Stated exercise
Scan the data below for the string "linii". Show every line where it turns up.

**** Task input

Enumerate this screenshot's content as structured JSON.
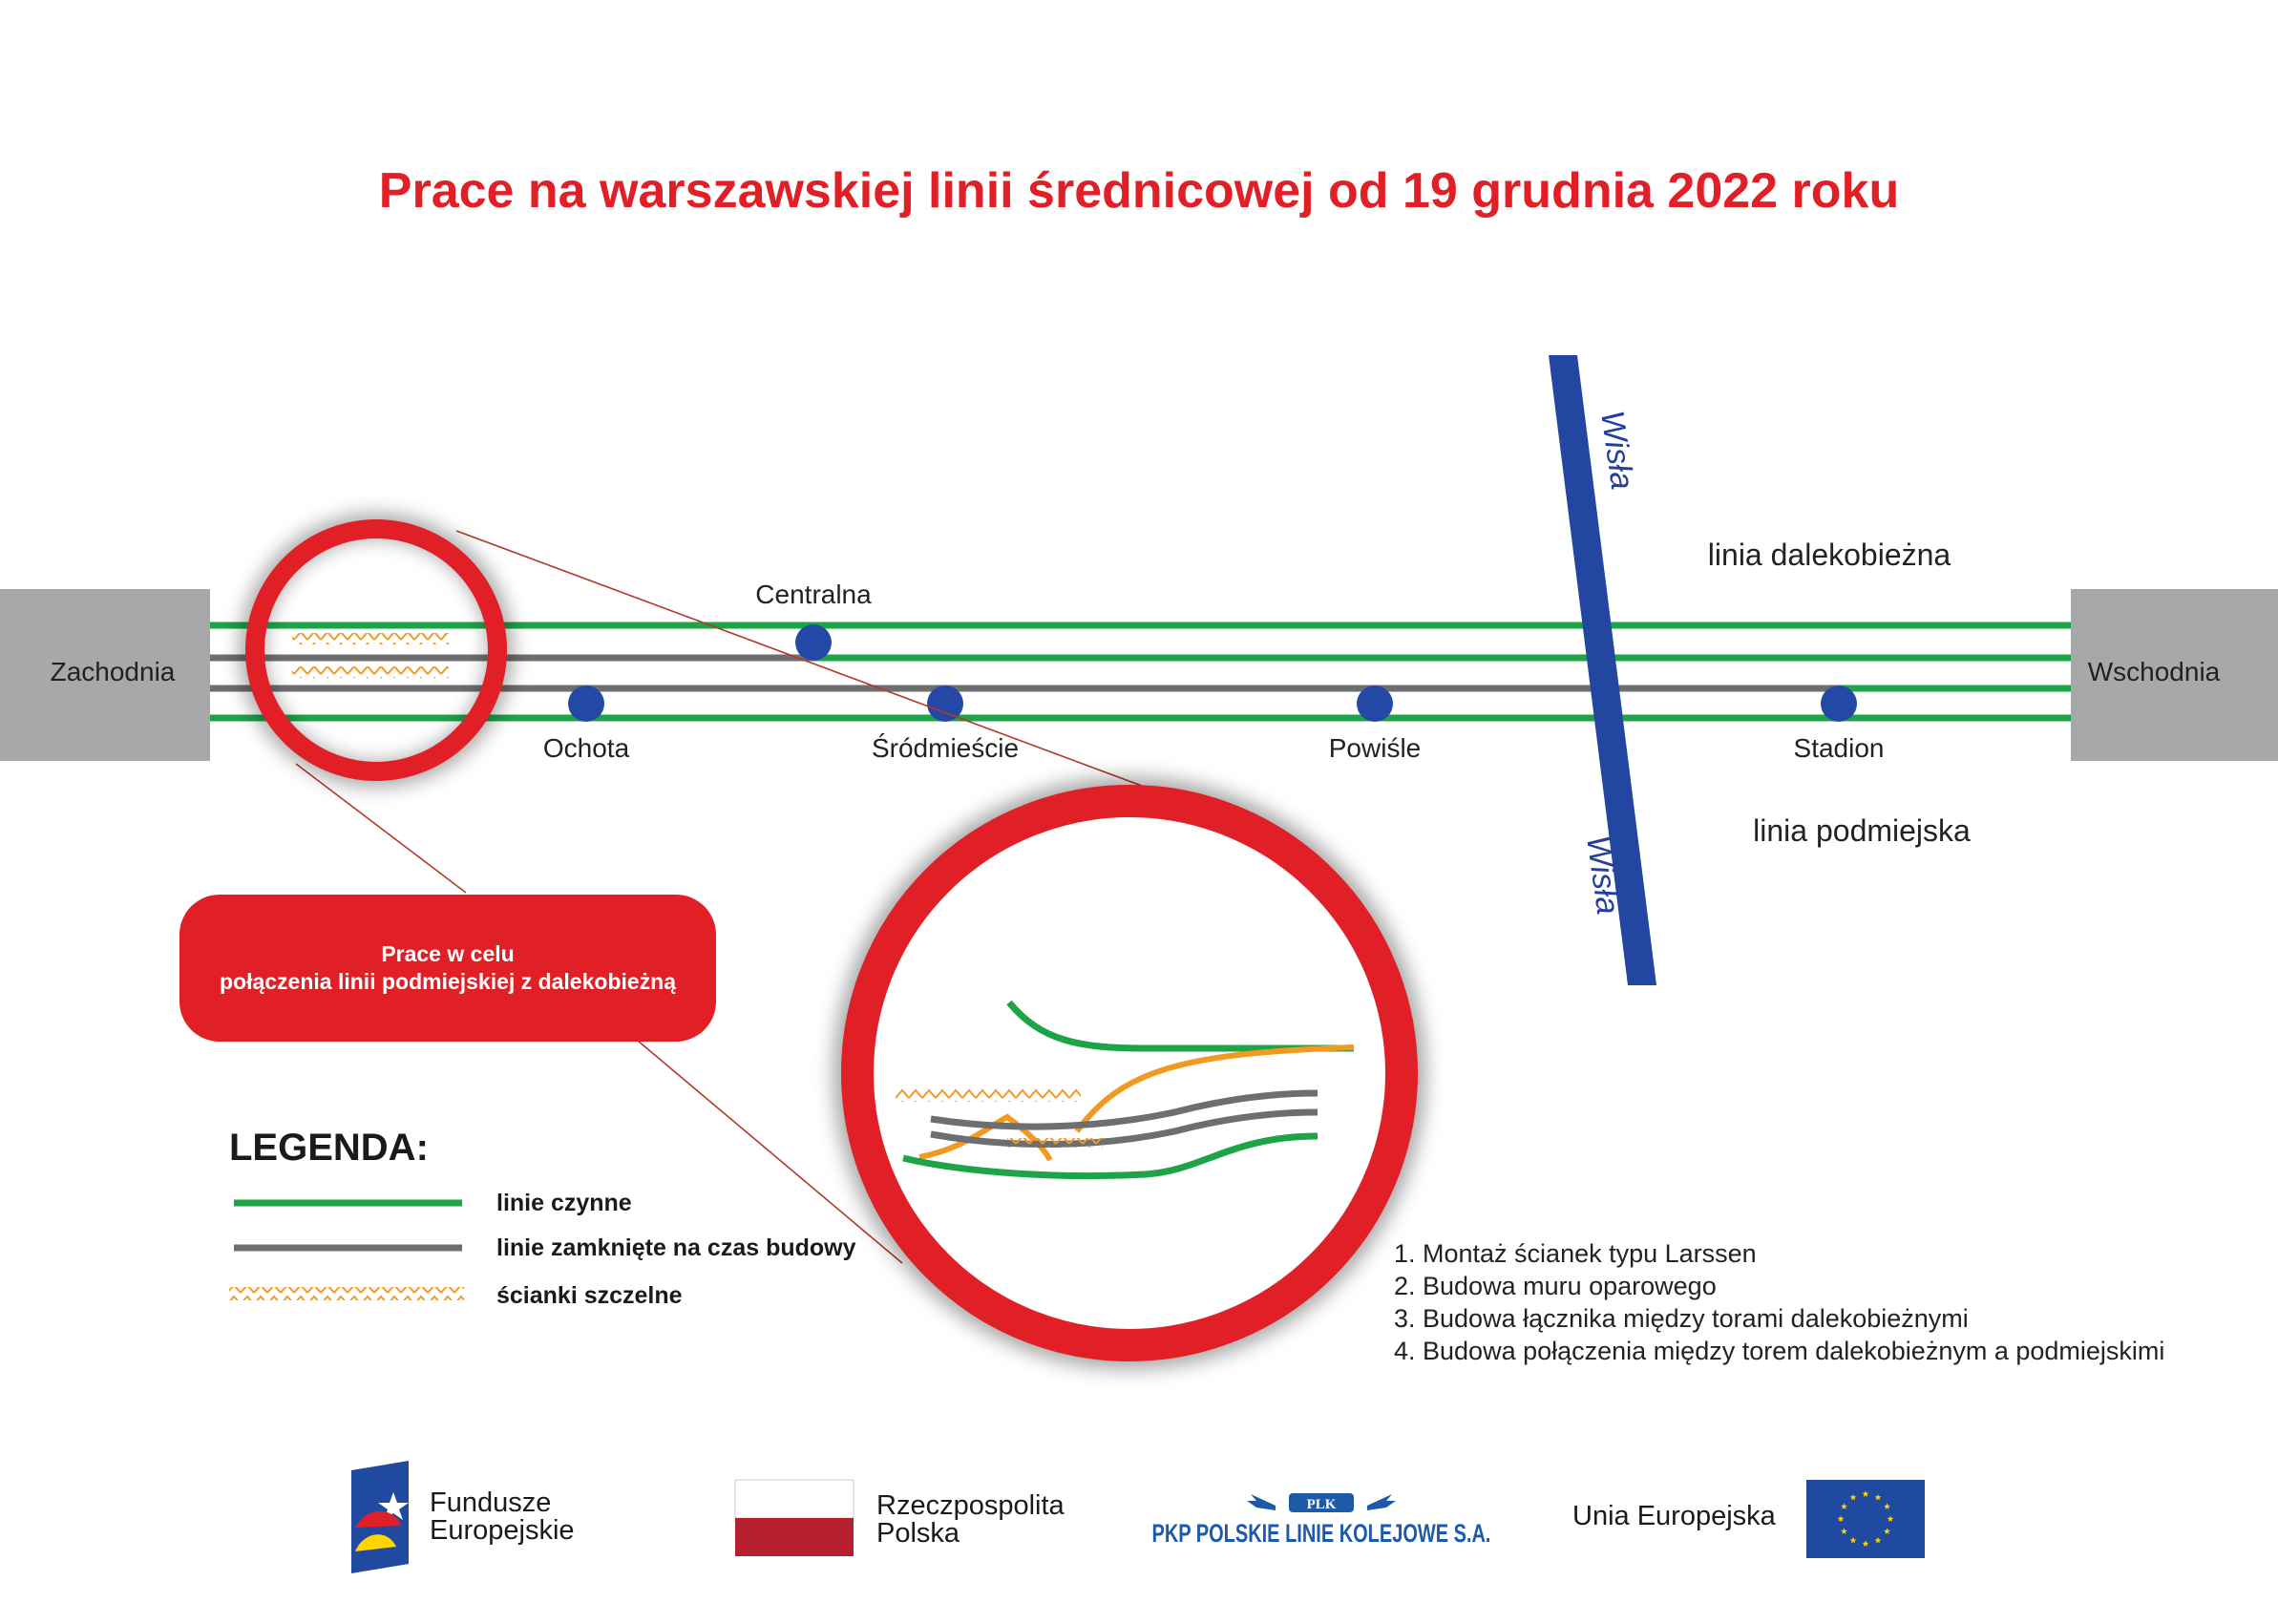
{
  "title": "Prace na warszawskiej linii średnicowej od 19 grudnia 2022 roku",
  "terminals": {
    "west": "Zachodnia",
    "east": "Wschodnia"
  },
  "stations": {
    "centralna": "Centralna",
    "ochota": "Ochota",
    "srodmiescie": "Śródmieście",
    "powisle": "Powiśle",
    "stadion": "Stadion"
  },
  "river": {
    "name_top": "Wisła",
    "name_bottom": "Wisła"
  },
  "line_labels": {
    "long_distance": "linia dalekobieżna",
    "suburban": "linia podmiejska"
  },
  "callout": {
    "line1": "Prace w celu",
    "line2": "połączenia linii podmiejskiej z dalekobieżną"
  },
  "legend": {
    "title": "LEGENDA:",
    "items": [
      {
        "label": "linie czynne",
        "color": "#1ea446"
      },
      {
        "label": "linie zamknięte na czas budowy",
        "color": "#6d6e70"
      },
      {
        "label": "ścianki szczelne",
        "color": "#f29a1f"
      }
    ]
  },
  "steps": [
    "1. Montaż ścianek typu Larssen",
    "2. Budowa muru oparowego",
    "3. Budowa łącznika między torami dalekobieżnymi",
    "4. Budowa połączenia między torem dalekobieżnym a podmiejskimi"
  ],
  "logos": {
    "fe_line1": "Fundusze",
    "fe_line2": "Europejskie",
    "rp_line1": "Rzeczpospolita",
    "rp_line2": "Polska",
    "plk_text": "PKP POLSKIE LINIE KOLEJOWE S.A.",
    "plk_emblem": "PLK",
    "eu_text": "Unia Europejska"
  },
  "colors": {
    "red": "#e01f26",
    "green": "#1ea446",
    "gray": "#6d6e70",
    "orange": "#f29a1f",
    "river_blue": "#2347a0",
    "station_blue": "#2348a6",
    "terminal_gray": "#a7a8aa",
    "eu_blue": "#1f4aa0",
    "eu_star": "#ffd400",
    "poland_red": "#b51f2e"
  },
  "icons": {
    "fe": "european-funds-logo-icon",
    "rp": "polish-flag-icon",
    "plk": "plk-winged-emblem-icon",
    "eu": "eu-flag-icon"
  }
}
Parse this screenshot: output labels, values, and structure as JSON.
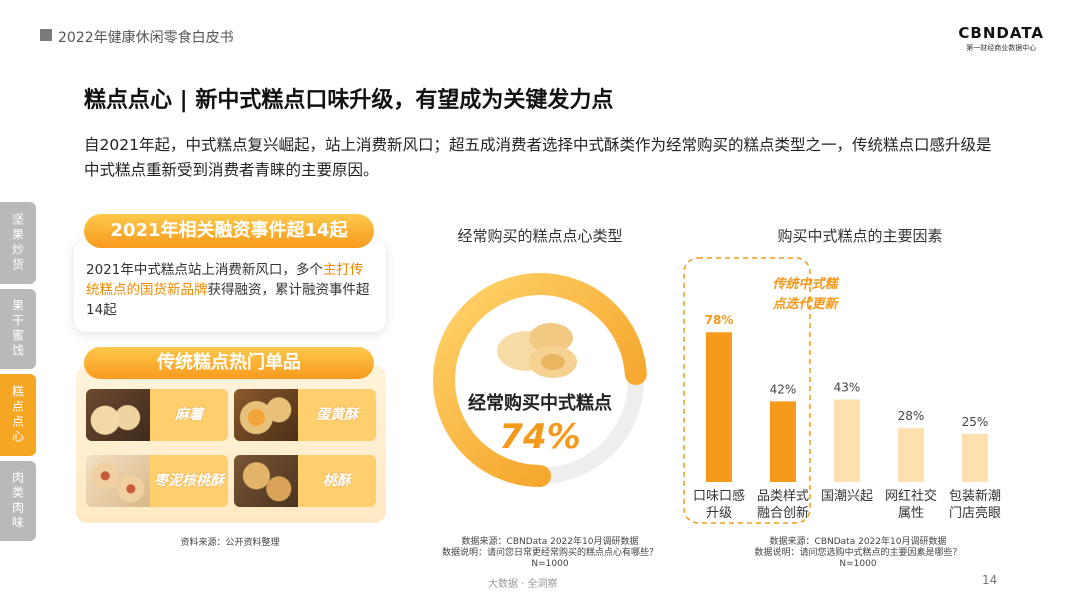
{
  "header": {
    "title": "2022年健康休闲零食白皮书",
    "logo_main": "CBNDATA",
    "logo_sub": "第一财经商业数据中心"
  },
  "page_title": "糕点点心 | 新中式糕点口味升级，有望成为关键发力点",
  "subtitle": "自2021年起，中式糕点复兴崛起，站上消费新风口；超五成消费者选择中式酥类作为经常购买的糕点类型之一，传统糕点口感升级是中式糕点重新受到消费者青睐的主要原因。",
  "side_tabs": [
    {
      "label": "坚果炒货",
      "active": false
    },
    {
      "label": "果干蜜饯",
      "active": false
    },
    {
      "label": "糕点点心",
      "active": true
    },
    {
      "label": "肉类肉味",
      "active": false
    }
  ],
  "left": {
    "financing_title": "2021年相关融资事件超14起",
    "financing_text_1": "2021年中式糕点站上消费新风口，多个",
    "financing_text_hl": "主打传统糕点的国货新品牌",
    "financing_text_2": "获得融资，累计融资事件超14起",
    "products_title": "传统糕点热门单品",
    "products": [
      "麻薯",
      "蛋黄酥",
      "枣泥核桃酥",
      "桃酥"
    ],
    "source": "资料来源：公开资料整理"
  },
  "donut": {
    "title": "经常购买的糕点点心类型",
    "center_label": "经常购买中式糕点",
    "percent_label": "74%",
    "source_1": "数据来源：CBNData 2022年10月调研数据",
    "source_2": "数据说明：请问您日常更经常购买的糕点点心有哪些？",
    "source_3": "N=1000"
  },
  "bars": {
    "title": "购买中式糕点的主要因素",
    "callout": "传统中式糕点迭代更新",
    "source_1": "数据来源：CBNData 2022年10月调研数据",
    "source_2": "数据说明：请问您选购中式糕点的主要因素是哪些？",
    "source_3": "N=1000"
  },
  "chart_data": [
    {
      "type": "pie",
      "title": "经常购买的糕点点心类型",
      "categories": [
        "经常购买中式糕点"
      ],
      "values": [
        74
      ],
      "unit": "%"
    },
    {
      "type": "bar",
      "title": "购买中式糕点的主要因素",
      "categories": [
        "口味口感升级",
        "品类样式融合创新",
        "国潮兴起",
        "网红社交属性",
        "包装新潮门店亮眼"
      ],
      "category_lines": [
        [
          "口味口感",
          "升级"
        ],
        [
          "品类样式",
          "融合创新"
        ],
        [
          "国潮兴起"
        ],
        [
          "网红社交",
          "属性"
        ],
        [
          "包装新潮",
          "门店亮眼"
        ]
      ],
      "values": [
        78,
        42,
        43,
        28,
        25
      ],
      "value_labels": [
        "78%",
        "42%",
        "43%",
        "28%",
        "25%"
      ],
      "unit": "%",
      "highlighted": [
        0,
        1
      ],
      "colors": {
        "highlight": "#f59a1c",
        "normal": "#fde0ad"
      }
    }
  ],
  "footer": "大数据 · 全洞察",
  "page_number": "14",
  "colors": {
    "accent": "#f59a1c",
    "accent_light": "#ffc94a",
    "tab_gray": "#b8b8b8",
    "text": "#222222"
  }
}
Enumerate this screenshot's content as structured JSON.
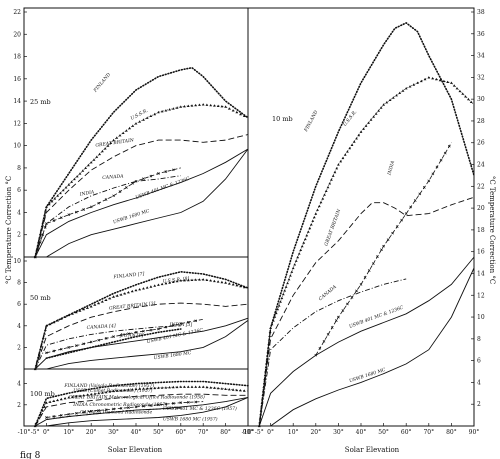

********

Task response
  "title": "Prace na warszawskiej linii średnicowej od 19 grudnia 2022 roku",
    "line2": "połączenia linii podmiejskiej z dalekobieżną"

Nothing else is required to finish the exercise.